## REQUIREMENT
Give the count of lines in the data that include "والتاء", with no other words.

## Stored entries

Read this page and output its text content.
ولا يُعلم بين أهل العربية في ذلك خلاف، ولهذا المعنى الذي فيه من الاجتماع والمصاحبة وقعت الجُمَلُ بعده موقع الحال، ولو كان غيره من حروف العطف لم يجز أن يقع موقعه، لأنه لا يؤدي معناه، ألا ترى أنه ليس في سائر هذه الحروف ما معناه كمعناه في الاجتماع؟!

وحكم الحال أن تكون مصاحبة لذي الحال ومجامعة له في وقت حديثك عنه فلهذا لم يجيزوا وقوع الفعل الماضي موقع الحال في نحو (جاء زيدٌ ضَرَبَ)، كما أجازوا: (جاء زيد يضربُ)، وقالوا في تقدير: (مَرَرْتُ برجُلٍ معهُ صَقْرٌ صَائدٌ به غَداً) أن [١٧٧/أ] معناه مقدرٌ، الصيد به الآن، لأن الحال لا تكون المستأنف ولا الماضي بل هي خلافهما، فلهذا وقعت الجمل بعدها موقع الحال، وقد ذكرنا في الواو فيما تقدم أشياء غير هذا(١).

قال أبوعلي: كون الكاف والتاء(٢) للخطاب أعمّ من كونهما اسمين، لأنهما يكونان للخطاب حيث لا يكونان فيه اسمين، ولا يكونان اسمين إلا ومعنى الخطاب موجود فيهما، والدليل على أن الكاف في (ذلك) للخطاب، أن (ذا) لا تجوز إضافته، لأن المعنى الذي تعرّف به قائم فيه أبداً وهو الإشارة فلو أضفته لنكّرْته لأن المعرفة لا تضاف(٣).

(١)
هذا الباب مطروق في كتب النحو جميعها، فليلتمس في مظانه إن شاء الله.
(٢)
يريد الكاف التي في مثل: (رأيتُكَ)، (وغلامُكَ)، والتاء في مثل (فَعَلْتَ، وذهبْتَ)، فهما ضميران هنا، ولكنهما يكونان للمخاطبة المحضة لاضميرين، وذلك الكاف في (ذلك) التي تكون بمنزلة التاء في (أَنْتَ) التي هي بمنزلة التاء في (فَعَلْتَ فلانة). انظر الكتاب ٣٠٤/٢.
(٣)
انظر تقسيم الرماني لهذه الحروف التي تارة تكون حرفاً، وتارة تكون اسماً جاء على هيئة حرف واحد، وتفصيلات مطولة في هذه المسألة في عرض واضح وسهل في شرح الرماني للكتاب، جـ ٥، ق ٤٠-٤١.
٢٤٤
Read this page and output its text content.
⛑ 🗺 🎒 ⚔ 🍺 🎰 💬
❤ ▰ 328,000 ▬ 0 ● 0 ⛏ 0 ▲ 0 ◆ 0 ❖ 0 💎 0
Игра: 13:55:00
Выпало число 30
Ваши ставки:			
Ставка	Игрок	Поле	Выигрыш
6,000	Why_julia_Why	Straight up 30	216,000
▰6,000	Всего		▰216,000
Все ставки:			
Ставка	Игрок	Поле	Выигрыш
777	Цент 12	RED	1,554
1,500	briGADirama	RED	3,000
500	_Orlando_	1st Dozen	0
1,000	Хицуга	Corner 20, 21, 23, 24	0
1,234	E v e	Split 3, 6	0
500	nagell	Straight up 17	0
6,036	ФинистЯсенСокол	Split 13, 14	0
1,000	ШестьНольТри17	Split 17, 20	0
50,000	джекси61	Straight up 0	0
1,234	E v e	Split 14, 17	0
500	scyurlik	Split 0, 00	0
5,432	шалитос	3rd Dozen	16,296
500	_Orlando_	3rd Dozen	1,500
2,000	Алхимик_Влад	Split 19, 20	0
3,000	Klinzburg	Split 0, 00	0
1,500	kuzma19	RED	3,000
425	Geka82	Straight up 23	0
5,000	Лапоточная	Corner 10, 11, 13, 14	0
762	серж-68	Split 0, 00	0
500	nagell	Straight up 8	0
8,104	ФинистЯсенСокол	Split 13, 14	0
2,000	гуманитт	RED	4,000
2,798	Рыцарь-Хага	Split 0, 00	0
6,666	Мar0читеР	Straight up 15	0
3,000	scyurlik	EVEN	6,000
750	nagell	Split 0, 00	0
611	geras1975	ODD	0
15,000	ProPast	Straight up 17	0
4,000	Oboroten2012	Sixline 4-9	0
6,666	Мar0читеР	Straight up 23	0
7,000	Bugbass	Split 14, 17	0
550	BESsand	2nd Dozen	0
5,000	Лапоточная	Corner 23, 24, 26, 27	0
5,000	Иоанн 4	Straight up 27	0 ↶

## THE OUTPUT
2